◆ WRITTEN INSTRUCTION: Give the listing again exactly, omitting its images.

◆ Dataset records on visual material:
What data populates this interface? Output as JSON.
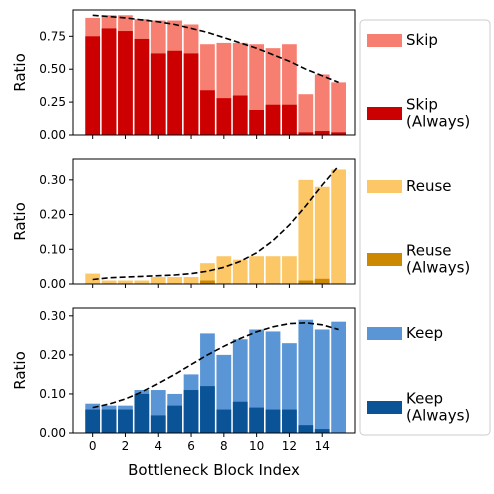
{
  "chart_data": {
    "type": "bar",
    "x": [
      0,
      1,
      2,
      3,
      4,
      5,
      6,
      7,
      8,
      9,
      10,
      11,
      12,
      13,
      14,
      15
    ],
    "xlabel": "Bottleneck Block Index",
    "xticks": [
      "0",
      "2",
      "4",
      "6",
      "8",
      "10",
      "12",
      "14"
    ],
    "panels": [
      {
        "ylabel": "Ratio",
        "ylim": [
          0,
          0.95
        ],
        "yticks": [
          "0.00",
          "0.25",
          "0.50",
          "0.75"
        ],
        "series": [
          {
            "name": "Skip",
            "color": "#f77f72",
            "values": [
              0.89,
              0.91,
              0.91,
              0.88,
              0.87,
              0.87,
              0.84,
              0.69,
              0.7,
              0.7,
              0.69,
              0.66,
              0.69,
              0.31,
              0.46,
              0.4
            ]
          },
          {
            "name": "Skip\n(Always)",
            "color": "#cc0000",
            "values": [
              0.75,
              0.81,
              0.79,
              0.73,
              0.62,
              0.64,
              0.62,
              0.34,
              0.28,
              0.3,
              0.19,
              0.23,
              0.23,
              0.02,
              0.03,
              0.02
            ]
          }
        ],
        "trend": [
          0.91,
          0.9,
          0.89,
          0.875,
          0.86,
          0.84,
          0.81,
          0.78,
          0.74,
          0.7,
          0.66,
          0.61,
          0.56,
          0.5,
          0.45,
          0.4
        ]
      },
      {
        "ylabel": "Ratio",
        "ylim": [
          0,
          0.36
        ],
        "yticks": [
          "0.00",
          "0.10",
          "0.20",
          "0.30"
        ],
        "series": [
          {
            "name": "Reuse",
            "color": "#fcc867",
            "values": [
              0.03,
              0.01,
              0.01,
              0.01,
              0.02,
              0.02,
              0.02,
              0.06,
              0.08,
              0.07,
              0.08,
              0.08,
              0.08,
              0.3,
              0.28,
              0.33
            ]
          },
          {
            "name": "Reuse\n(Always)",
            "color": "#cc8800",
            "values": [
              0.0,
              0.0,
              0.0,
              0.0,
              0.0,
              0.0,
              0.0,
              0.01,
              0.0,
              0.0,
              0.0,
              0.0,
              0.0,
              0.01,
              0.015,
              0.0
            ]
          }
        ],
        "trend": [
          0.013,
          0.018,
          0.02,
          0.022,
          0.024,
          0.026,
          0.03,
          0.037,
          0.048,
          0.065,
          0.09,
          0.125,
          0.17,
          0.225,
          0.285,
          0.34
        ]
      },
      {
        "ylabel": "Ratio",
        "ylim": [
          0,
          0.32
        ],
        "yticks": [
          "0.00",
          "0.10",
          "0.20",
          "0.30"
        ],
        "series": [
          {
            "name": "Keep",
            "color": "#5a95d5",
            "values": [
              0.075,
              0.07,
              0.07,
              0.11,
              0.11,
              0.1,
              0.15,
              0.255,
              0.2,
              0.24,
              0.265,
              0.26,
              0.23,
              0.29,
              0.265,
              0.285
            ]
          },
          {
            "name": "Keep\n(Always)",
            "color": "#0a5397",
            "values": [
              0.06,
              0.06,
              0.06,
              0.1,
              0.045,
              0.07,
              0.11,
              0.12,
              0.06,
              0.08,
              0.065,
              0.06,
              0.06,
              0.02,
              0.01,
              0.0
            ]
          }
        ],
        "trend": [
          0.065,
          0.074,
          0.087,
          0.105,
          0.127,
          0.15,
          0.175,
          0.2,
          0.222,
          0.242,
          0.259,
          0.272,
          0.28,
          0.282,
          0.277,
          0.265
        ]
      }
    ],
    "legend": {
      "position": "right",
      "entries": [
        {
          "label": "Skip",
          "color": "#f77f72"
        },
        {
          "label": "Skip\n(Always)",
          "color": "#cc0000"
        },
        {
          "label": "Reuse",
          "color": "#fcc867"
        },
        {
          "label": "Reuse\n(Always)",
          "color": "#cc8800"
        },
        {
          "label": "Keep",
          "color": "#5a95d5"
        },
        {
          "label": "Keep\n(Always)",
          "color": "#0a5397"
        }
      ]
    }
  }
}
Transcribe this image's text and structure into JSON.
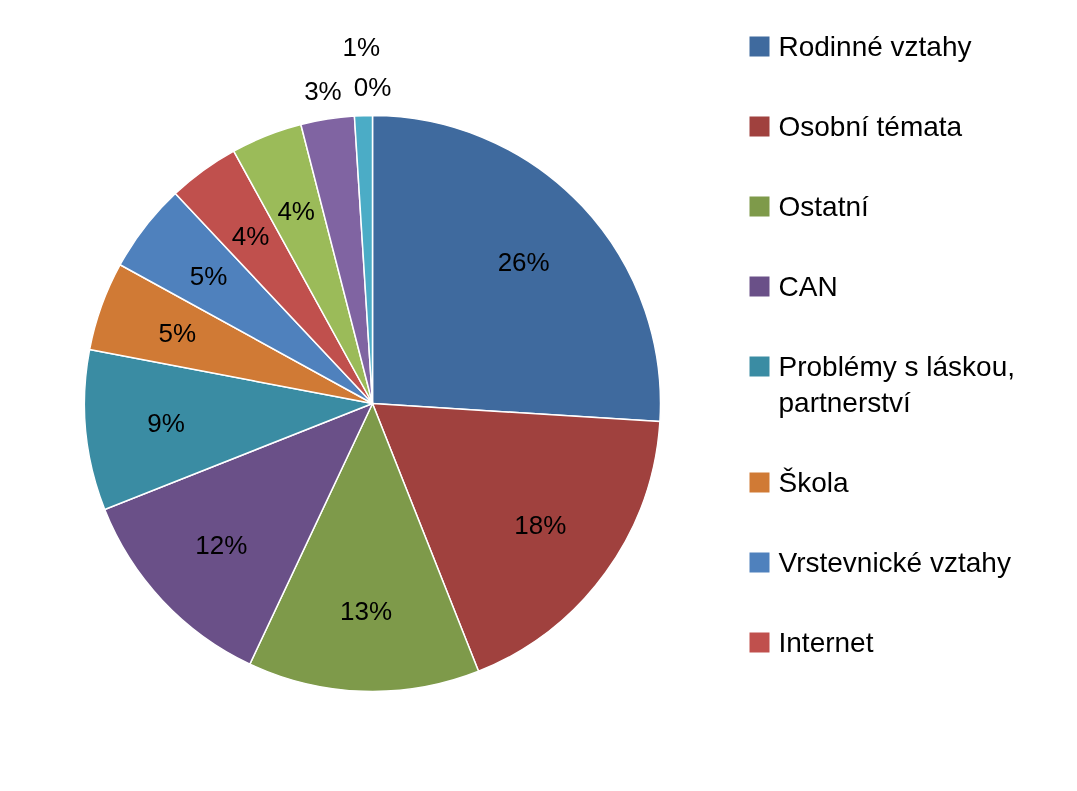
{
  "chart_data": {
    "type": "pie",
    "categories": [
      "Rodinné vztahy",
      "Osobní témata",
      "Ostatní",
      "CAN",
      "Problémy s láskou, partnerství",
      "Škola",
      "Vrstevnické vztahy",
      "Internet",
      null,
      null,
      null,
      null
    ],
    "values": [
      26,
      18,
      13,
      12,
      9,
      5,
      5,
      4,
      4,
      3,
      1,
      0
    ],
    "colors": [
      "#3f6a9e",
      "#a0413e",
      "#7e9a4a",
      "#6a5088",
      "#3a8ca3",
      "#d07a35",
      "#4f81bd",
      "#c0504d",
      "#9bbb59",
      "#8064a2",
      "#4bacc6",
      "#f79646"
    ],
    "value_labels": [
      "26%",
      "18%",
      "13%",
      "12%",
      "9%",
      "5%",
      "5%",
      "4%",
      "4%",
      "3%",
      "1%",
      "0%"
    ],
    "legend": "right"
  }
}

◆ TASK ANSWER:
What data populates this interface? Output as JSON.
{
  "chart_data": {
    "type": "bar",
    "x": [
      0,
      1,
      2,
      3,
      4,
      5,
      6,
      7,
      8,
      9,
      10,
      11,
      12,
      13,
      14,
      15
    ],
    "xlabel": "Bottleneck Block Index",
    "xticks": [
      "0",
      "2",
      "4",
      "6",
      "8",
      "10",
      "12",
      "14"
    ],
    "panels": [
      {
        "ylabel": "Ratio",
        "ylim": [
          0,
          0.95
        ],
        "yticks": [
          "0.00",
          "0.25",
          "0.50",
          "0.75"
        ],
        "series": [
          {
            "name": "Skip",
            "color": "#f77f72",
            "values": [
              0.89,
              0.91,
              0.91,
              0.88,
              0.87,
              0.87,
              0.84,
              0.69,
              0.7,
              0.7,
              0.69,
              0.66,
              0.69,
              0.31,
              0.46,
              0.4
            ]
          },
          {
            "name": "Skip\n(Always)",
            "color": "#cc0000",
            "values": [
              0.75,
              0.81,
              0.79,
              0.73,
              0.62,
              0.64,
              0.62,
              0.34,
              0.28,
              0.3,
              0.19,
              0.23,
              0.23,
              0.02,
              0.03,
              0.02
            ]
          }
        ],
        "trend": [
          0.91,
          0.9,
          0.89,
          0.875,
          0.86,
          0.84,
          0.81,
          0.78,
          0.74,
          0.7,
          0.66,
          0.61,
          0.56,
          0.5,
          0.45,
          0.4
        ]
      },
      {
        "ylabel": "Ratio",
        "ylim": [
          0,
          0.36
        ],
        "yticks": [
          "0.00",
          "0.10",
          "0.20",
          "0.30"
        ],
        "series": [
          {
            "name": "Reuse",
            "color": "#fcc867",
            "values": [
              0.03,
              0.01,
              0.01,
              0.01,
              0.02,
              0.02,
              0.02,
              0.06,
              0.08,
              0.07,
              0.08,
              0.08,
              0.08,
              0.3,
              0.28,
              0.33
            ]
          },
          {
            "name": "Reuse\n(Always)",
            "color": "#cc8800",
            "values": [
              0.0,
              0.0,
              0.0,
              0.0,
              0.0,
              0.0,
              0.0,
              0.01,
              0.0,
              0.0,
              0.0,
              0.0,
              0.0,
              0.01,
              0.015,
              0.0
            ]
          }
        ],
        "trend": [
          0.013,
          0.018,
          0.02,
          0.022,
          0.024,
          0.026,
          0.03,
          0.037,
          0.048,
          0.065,
          0.09,
          0.125,
          0.17,
          0.225,
          0.285,
          0.34
        ]
      },
      {
        "ylabel": "Ratio",
        "ylim": [
          0,
          0.32
        ],
        "yticks": [
          "0.00",
          "0.10",
          "0.20",
          "0.30"
        ],
        "series": [
          {
            "name": "Keep",
            "color": "#5a95d5",
            "values": [
              0.075,
              0.07,
              0.07,
              0.11,
              0.11,
              0.1,
              0.15,
              0.255,
              0.2,
              0.24,
              0.265,
              0.26,
              0.23,
              0.29,
              0.265,
              0.285
            ]
          },
          {
            "name": "Keep\n(Always)",
            "color": "#0a5397",
            "values": [
              0.06,
              0.06,
              0.06,
              0.1,
              0.045,
              0.07,
              0.11,
              0.12,
              0.06,
              0.08,
              0.065,
              0.06,
              0.06,
              0.02,
              0.01,
              0.0
            ]
          }
        ],
        "trend": [
          0.065,
          0.074,
          0.087,
          0.105,
          0.127,
          0.15,
          0.175,
          0.2,
          0.222,
          0.242,
          0.259,
          0.272,
          0.28,
          0.282,
          0.277,
          0.265
        ]
      }
    ],
    "legend": {
      "position": "right",
      "entries": [
        {
          "label": "Skip",
          "color": "#f77f72"
        },
        {
          "label": "Skip\n(Always)",
          "color": "#cc0000"
        },
        {
          "label": "Reuse",
          "color": "#fcc867"
        },
        {
          "label": "Reuse\n(Always)",
          "color": "#cc8800"
        },
        {
          "label": "Keep",
          "color": "#5a95d5"
        },
        {
          "label": "Keep\n(Always)",
          "color": "#0a5397"
        }
      ]
    }
  }
}
Transcribe this image's text and structure into JSON.
{
  "chart_data": {
    "type": "pie",
    "categories": [
      "Rodinné vztahy",
      "Osobní témata",
      "Ostatní",
      "CAN",
      "Problémy s láskou, partnerství",
      "Škola",
      "Vrstevnické vztahy",
      "Internet",
      null,
      null,
      null,
      null
    ],
    "values": [
      26,
      18,
      13,
      12,
      9,
      5,
      5,
      4,
      4,
      3,
      1,
      0
    ],
    "colors": [
      "#3f6a9e",
      "#a0413e",
      "#7e9a4a",
      "#6a5088",
      "#3a8ca3",
      "#d07a35",
      "#4f81bd",
      "#c0504d",
      "#9bbb59",
      "#8064a2",
      "#4bacc6",
      "#f79646"
    ],
    "value_labels": [
      "26%",
      "18%",
      "13%",
      "12%",
      "9%",
      "5%",
      "5%",
      "4%",
      "4%",
      "3%",
      "1%",
      "0%"
    ],
    "legend": "right"
  }
}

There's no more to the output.